Set exercise 1: Copy the records word for word, covering the stretch from their first line through the line that contains "y-tick-label: 0 xyxy=(118,144,128,164)".

Quoted text:
···

DEM Generation Using Cartosat-1 Stereo Pairs

DEMs were generated from Cartosat-1 stereo pairs in Leica Photogrammetry Suite (LPS). The LPS 2011, which is a complete suite of photogrammetric production tools for triangulation, generating terrain models, producing orthomosaics and extracting 3D features (http://www.erdas.com/products/LPS/LPS/Details.aspx) was used for the identification of horizontal and vertical GCPs and tie points. Firstly, Cartosat −1 stereo pairs were added to the block and the respective Rational Polynomial Coefficient (RPCs) were attached to each of the images followed by computation of pyramid layer for each image. Block (or aerial) triangulation is the process of establishing a mathematical relationship between the images contained in a project, the camera or sensor model, and the ground. After the pyramid layers were created, GCP’s and Tie points were measured using Classic Point Measurement tool in LPS. GCPs are identifiable features located on the Earth’s surface whose ground coordinates in X, Y, and Z are known. A horizontal GCP only specifies the X, Y coordinates, while a vertical GCP only specifies the Z coordinate. Horizontal and vertical ground control points were taken from Cartochip (reference image) generated by ISRO which serves as reference DEM for entire country. Cartochip is available with varying quality and best quality cartochips were used to identify GCPs in 2D and 3D mode. 32 GCPs were identified in this process. Apart from GCPs, tie points are needed at overlap portions and other parts of the image. A tie point is a point whose ground coordinates are not known, but is visually recognizable in the overlap area between two or more images. Total 74 tie points were taken for the entire block. The block was triangulated with rmse of 0.32 pixels. Ground coordinates for tie points were computed during block triangulation.

DEM at varying grid size can be generated using two different methods. First method uses simple re-sampling method to generate DEM at different grid size from available DEM. Second method uses photogrammetric method to generate different grid size DEM using same GCPS and tie points obtained in the process of triangulation. Vertical accuracy of generated DEM varies with varying grid size while keeping the number of GCPs and tie points same during the process of triangulation due to the procedure involved in the analysis. Hence to understand the effect of different grid size DEM, photogrammetric method was used to generate CartoDEM at grid size of 10 m, 20 m, 30 m, 40 m, 50 m and 90 m. Each of the DEM was produced independently using same GCPs and tie points so that even at the common point elevation could be different.

Evaluation of Generated DEMs

Digital Elevation Model (DEM) are models that approximate a topographic surface and can have both random and systematic errors that create uncertainty or unreliability in elevation measurement from DEM (Holm 2000). The simplest method to evaluate DEM is by visual inspection, which many times may not give correct evaluation but major errors may be analysed using this method. Another method is to compare the generated DEM with some high quality DEM by statistical methods. Root mean square error is the most simple and commonly used method to describe the vertical accuracy of DEM which calculates Root Mean Square Error (RMSE). RMSE which is expressed in m is a standard deviation which assumes that the errors are random and their distribution is normal. It indicates how good the coincidence between DEM and reference DEM is. To evaluate the quality of generated DEM at different grid size, Cartochip (Reference DEM) was used. 200 random points covering all elevation bands were selected throughout the study area and the associated z-values for each of the point, from all the DEMs were extracted. All the elevation values are above WGS 84 datum.

···

Set exercise 2:
Answer these questions from the text on Cartosat-1 DEM generation:
(a) How many GCPs were identified?
(b) With what rmse was the block triangulated?
(c) How many random points were selected to evaluate the generated DEMs?

···

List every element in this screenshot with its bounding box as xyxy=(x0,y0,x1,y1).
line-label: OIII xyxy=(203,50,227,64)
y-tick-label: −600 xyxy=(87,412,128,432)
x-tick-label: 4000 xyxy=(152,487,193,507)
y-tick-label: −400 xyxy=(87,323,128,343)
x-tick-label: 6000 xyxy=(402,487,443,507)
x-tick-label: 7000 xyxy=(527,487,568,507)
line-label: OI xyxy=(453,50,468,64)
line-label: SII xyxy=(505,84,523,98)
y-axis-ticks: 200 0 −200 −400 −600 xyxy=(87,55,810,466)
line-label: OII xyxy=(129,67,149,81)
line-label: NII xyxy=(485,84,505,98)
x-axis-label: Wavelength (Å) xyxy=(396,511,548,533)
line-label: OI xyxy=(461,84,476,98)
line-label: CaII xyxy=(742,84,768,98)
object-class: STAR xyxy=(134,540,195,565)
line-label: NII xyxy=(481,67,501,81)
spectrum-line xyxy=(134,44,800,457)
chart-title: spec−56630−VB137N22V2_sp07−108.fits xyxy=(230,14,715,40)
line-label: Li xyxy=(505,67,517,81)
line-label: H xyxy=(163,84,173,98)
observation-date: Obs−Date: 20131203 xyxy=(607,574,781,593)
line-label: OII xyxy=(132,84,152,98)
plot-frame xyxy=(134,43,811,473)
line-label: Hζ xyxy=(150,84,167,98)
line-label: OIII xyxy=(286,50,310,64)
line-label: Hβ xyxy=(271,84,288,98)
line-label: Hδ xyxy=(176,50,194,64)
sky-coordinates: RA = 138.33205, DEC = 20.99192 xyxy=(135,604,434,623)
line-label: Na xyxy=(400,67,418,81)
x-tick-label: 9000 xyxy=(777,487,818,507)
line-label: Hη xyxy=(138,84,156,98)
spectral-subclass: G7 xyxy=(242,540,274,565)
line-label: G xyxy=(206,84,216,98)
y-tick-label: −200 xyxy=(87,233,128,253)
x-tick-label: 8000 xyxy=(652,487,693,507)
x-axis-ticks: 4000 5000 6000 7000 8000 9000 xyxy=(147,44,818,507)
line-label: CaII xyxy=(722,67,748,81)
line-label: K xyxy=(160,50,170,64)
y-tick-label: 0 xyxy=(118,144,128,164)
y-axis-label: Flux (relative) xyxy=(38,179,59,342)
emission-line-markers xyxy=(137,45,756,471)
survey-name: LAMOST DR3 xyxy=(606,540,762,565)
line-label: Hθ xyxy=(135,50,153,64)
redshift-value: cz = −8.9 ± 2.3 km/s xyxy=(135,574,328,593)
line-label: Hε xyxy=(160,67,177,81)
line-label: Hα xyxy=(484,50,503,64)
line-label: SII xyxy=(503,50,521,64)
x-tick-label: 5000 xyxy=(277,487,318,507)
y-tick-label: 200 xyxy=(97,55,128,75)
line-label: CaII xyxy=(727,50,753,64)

···

Problem solution 1:
List every element in this screenshot with its bounding box as xyxy=(x0,y0,x1,y1).
line-label: OIII xyxy=(203,50,227,64)
y-tick-label: −600 xyxy=(87,412,128,432)
x-tick-label: 4000 xyxy=(152,487,193,507)
y-tick-label: −400 xyxy=(87,323,128,343)
x-tick-label: 6000 xyxy=(402,487,443,507)
x-tick-label: 7000 xyxy=(527,487,568,507)
line-label: OI xyxy=(453,50,468,64)
line-label: SII xyxy=(505,84,523,98)
y-axis-ticks: 200 0 −200 −400 −600 xyxy=(87,55,810,466)
line-label: OII xyxy=(129,67,149,81)
line-label: NII xyxy=(485,84,505,98)
x-axis-label: Wavelength (Å) xyxy=(396,511,548,533)
line-label: OI xyxy=(461,84,476,98)
line-label: CaII xyxy=(742,84,768,98)
object-class: STAR xyxy=(134,540,195,565)
line-label: NII xyxy=(481,67,501,81)
spectrum-line xyxy=(134,44,800,457)
chart-title: spec−56630−VB137N22V2_sp07−108.fits xyxy=(230,14,715,40)
line-label: Li xyxy=(505,67,517,81)
line-label: H xyxy=(163,84,173,98)
observation-date: Obs−Date: 20131203 xyxy=(607,574,781,593)
line-label: OII xyxy=(132,84,152,98)
plot-frame xyxy=(134,43,811,473)
line-label: Hζ xyxy=(150,84,167,98)
line-label: OIII xyxy=(286,50,310,64)
line-label: Hβ xyxy=(271,84,288,98)
line-label: Hδ xyxy=(176,50,194,64)
sky-coordinates: RA = 138.33205, DEC = 20.99192 xyxy=(135,604,434,623)
line-label: Na xyxy=(400,67,418,81)
x-tick-label: 9000 xyxy=(777,487,818,507)
line-label: Hη xyxy=(138,84,156,98)
spectral-subclass: G7 xyxy=(242,540,274,565)
line-label: G xyxy=(206,84,216,98)
y-tick-label: −200 xyxy=(87,233,128,253)
x-tick-label: 8000 xyxy=(652,487,693,507)
x-axis-ticks: 4000 5000 6000 7000 8000 9000 xyxy=(147,44,818,507)
line-label: CaII xyxy=(722,67,748,81)
line-label: K xyxy=(160,50,170,64)
y-tick-label: 0 xyxy=(118,144,128,164)

Problem solution 2:
(a) 32
(b) 0.32 pixels
(c) 200